*Aufgaben*:
**1.** Stimmen die folgenden Aussagen mit dem Text über die EU-Milchpolitik überein? Antworte jeweils mit Ja oder Nein und zitiere die entscheidenden Worte des Textes wörtlich.
(a) Das Sondertreffen der EU-Agrarminister wurde für den 5. Oktober in Brüssel einberufen.
(b) Das Sondertreffen kann formelle Beschlüsse fassen.
(c) Die Kommission hatte ihre Vorschläge Mitte September im Europäischen Parlament vorgelegt.
**2.** Wann tagt laut dem Text über die EU-Milchpolitik der reguläre Agrarrat?
**3.** Führe den Text über die EU-Milchpolitik im Anschluss an seinen letzten Satz fort.

*Textauszug*:
::::
Die Bundeskanzlerin Angela Merkel telefonierte bekanntlich am 24. September mit dem Vorsitzenden des BDM (Bundesverband Deutscher Milchviehhalter), um ihn - gemeinsam mit DBV-Präsident Gerd Sonnleitner - zu einem Gespräch nach der Bundestagswahl einzuladen (voraussichtlich am 2.10.). Nicht zuletzt traf der Vorstand des EMB (European Milk Board) mit Mitarbeitern von Kommissionspräsident Jose Manuel Barroso zusammen.


Sondertreffen

Ein Ergebnis all dieser vielen "Unterstützer" ist, dass ein Sondertreffen der EU-Agrarminister zur EU-Milchpolitik für den 5. Oktober in Brüssel einberufen wurde. Dieses informelle Treffen, das keine formellen Beschlüsse fassen kann, ist dem regulären Agrarrat vom 18./19. Oktober vorgeschaltet worden. Es werden mehrere Hundert Milchbauern mit ihren Schleppern vor dem Tagungshaus erwartet, um, wenn schon keine formellen Beschlüsse, dann mindestens konkrete Zusagen einzufordern.

Für das Treffen am 5. Oktober gehen Beobachter davon aus, dass die Kommission trotz aller bisherigen Proteste nur wiederholen will, was sie schon Mitte September (17.09.) im Europäischen Parlament an Vorschlägen vorgelegt hatte. In ihrer Mitteilung spricht die Kommission zwar von der Notwendigkeit, "Angebot und Nachfrage auf dem Markt besser aufeinander abzustimmen". Aber der einzige Vorschlag, der eine Senkung des Angebots beinhaltet, zielt darauf ab, dass die einzelnen Mitgliedstaaten Programme zum Herauskauf von Milchquoten auflegen. Die herausgekauften Quoten sollen dann in die nationale Reserve eingestellt und aus der nationalen Saldierung von Über- und Unterlieferungen herausgehalten werden können.
::::
*Bereitgestellte Datensätze*:
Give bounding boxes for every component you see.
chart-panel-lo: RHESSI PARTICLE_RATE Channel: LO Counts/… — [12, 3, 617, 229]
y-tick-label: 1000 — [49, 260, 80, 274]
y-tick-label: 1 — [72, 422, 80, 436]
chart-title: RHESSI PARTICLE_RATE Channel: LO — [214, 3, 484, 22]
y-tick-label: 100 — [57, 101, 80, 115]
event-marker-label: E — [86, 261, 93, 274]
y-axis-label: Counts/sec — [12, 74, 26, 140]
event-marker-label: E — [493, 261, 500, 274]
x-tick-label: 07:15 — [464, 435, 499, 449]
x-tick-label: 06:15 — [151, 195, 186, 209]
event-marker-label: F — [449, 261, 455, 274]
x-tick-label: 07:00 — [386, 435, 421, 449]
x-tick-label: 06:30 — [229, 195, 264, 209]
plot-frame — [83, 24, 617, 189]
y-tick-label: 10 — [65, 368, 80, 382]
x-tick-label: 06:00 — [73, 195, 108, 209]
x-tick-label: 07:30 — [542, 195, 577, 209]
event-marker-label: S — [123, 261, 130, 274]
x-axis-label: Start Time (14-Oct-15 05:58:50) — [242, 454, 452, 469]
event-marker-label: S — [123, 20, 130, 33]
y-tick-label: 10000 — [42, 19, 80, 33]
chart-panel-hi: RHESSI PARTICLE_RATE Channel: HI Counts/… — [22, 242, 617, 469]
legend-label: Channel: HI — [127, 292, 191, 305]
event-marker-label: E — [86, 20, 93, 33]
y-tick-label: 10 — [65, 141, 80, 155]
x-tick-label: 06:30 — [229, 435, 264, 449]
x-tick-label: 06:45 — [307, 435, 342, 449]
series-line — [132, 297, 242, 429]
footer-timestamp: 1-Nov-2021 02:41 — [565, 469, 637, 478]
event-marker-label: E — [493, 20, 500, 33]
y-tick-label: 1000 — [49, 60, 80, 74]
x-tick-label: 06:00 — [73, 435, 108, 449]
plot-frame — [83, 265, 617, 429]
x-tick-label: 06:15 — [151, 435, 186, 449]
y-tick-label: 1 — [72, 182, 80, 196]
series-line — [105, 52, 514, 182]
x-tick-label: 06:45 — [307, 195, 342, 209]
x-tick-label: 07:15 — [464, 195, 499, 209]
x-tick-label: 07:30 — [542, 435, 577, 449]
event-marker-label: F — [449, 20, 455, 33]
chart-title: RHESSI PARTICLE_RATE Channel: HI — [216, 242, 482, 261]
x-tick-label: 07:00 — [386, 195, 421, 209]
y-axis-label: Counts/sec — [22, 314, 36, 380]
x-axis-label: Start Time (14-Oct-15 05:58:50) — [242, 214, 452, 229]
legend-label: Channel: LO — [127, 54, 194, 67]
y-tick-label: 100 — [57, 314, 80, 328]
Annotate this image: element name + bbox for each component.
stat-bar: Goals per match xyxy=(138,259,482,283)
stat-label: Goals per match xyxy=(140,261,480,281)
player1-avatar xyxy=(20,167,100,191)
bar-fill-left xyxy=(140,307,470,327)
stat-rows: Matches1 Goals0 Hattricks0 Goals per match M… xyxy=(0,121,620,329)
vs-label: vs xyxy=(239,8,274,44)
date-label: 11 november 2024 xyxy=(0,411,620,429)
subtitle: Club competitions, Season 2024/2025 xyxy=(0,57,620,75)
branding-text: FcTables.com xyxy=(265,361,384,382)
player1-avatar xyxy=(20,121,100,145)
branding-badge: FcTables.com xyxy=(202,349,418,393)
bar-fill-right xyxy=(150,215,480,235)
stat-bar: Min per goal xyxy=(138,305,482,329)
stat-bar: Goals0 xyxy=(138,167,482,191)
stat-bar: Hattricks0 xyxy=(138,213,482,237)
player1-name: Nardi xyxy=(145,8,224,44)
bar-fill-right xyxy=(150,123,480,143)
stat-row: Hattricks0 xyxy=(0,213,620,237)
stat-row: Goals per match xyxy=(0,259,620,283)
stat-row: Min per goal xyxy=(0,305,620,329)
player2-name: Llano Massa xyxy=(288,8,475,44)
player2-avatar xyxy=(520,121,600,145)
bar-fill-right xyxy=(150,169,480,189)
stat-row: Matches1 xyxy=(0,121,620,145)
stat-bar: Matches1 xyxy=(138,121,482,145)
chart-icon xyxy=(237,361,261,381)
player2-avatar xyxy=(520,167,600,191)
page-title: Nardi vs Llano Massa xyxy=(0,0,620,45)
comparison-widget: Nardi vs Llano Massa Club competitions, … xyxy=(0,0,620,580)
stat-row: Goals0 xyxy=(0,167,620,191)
::::
*Antworten je Aufgabe*:
**1.**
(a) Ja: „ein Sondertreffen der EU-Agrarminister zur EU-Milchpolitik für den 5. Oktober in Brüssel einberufen wurde“
(b) Nein: „Dieses informelle Treffen, das keine formellen Beschlüsse fassen kann“
(c) Ja: „was sie schon Mitte September (17.09.) im Europäischen Parlament an Vorschlägen vorgelegt hatte“

**2.** Am 18./19. Oktober.

**3.**
Die AbL-Vorsitzende Heubuch kommentierte: "Ihren positiven Vorschlag, den Nationalstaaten mehr Spielraum bei der Saldierung zu geben, hat die Kommission damit gleich wieder vergiftet. Denn wenn sie nur solche Quoten aus der nationalen Saldierung ausnehmen will, die vorher vom Staat aufgekauft wurden, würde der größte Teil der Überlieferungen weiterhin nicht von der Strafabgabe erfasst. Die Spekulation einiger weniger Betriebe, die ihre Quote erheblich überliefern, würde weitergehen, denn diese könnten weiterhin munter darauf wetten, dass viele andere ihre Quote nicht voll beliefern, weil sie sich am Überschuss-Abbau aktiv beteiligen." Notwendig sei daher die Abschaffung der Saldierung. Die Kommission kündigte ferner an, "Arbeitsgruppen von Sachverständigen aus den Mitgliedstaaten und der Kommission" einzurichten. Sie sollen u.a. einen Vorschlag erarbeiten für einen Rechtsrahmen für die vertraglichen Beziehungen zwischen Erzeugern und Milchwirtschaft, "um Angebot und Nachfrage auf dem Markt besser aufeinander abzustimmen und zugleich einen fairen Wettbewerb zu gewährleisten". "Auch dieser Vorschlag sei bislang gegen die Bauern gerichtet, so der AbL-Vorsitzende Friedrich Wilhelm Graefe zu Baringdorf. "Was fehlt, das ist ein europäischer Rechtsrahmen, der den Bauern erlaubt, sich mit ihrer Milch zusammenzuschließen. Das aber greift die Kommission nicht auf. Sie will die Milchbauern noch stärker an die Molkereien binden und hat dabei im Sinn, die staatliche Quote in eine Molkereiquote zu überführen", warnt der AbL-Vorsitzende.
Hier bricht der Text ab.